-- start AVAILABLE RECORDS --

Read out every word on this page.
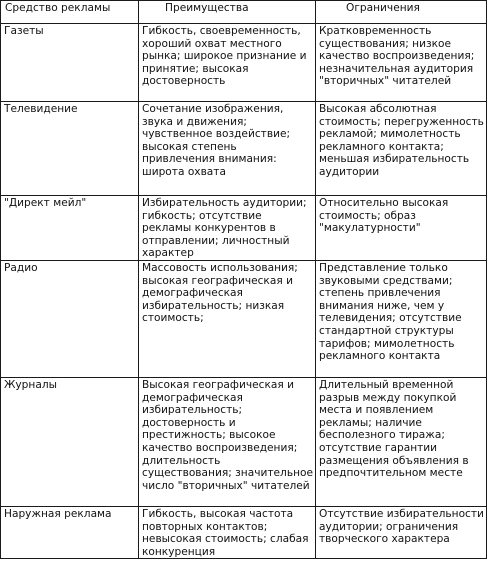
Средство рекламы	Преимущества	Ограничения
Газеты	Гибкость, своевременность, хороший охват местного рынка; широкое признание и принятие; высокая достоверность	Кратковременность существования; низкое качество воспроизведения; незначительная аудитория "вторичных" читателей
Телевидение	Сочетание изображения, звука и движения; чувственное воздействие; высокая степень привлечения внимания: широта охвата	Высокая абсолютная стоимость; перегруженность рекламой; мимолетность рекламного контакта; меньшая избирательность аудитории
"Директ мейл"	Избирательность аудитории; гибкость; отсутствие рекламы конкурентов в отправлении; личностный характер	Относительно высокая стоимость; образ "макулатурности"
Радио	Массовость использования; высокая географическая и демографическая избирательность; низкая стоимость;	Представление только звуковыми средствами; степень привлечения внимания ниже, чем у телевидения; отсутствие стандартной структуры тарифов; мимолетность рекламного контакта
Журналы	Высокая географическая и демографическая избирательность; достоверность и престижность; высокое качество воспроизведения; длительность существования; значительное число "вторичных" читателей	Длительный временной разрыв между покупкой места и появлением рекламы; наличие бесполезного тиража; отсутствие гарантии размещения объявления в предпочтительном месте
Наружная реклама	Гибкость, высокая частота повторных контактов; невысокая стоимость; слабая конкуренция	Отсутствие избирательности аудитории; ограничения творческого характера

-- end AVAILABLE RECORDS --
-- start AVAILABLE RECORDS --

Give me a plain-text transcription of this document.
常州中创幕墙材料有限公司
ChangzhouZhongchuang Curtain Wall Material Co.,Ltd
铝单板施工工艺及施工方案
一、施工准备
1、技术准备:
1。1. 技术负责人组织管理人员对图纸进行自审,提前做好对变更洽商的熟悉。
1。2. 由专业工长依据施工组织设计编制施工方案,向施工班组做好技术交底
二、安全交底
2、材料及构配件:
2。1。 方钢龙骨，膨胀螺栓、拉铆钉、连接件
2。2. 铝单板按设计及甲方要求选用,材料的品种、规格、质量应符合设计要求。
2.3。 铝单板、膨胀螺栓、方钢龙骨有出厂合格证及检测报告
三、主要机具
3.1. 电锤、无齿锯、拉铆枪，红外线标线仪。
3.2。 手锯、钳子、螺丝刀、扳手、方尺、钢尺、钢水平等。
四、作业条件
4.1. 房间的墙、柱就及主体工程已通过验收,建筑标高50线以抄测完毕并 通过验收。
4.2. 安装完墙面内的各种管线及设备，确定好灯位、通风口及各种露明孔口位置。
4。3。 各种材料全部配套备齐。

-- end AVAILABLE RECORDS --

Each line in the entries above that includes the string "достоверность" should be extracted.

_FINISHED EXERCISE:_
Газеты	Гибкость, своевременность, хороший охват местного рынка; широкое признание и принятие; высокая достоверность	Кратковременность существования; низкое качество воспроизведения; незначительная аудитория "вторичных" читателей
Журналы	Высокая географическая и демографическая избирательность; достоверность и престижность; высокое качество воспроизведения; длительность существования; значительное число "вторичных" читателей	Длительный временной разрыв между покупкой места и появлением рекламы; наличие бесполезного тиража; отсутствие гарантии размещения объявления в предпочтительном месте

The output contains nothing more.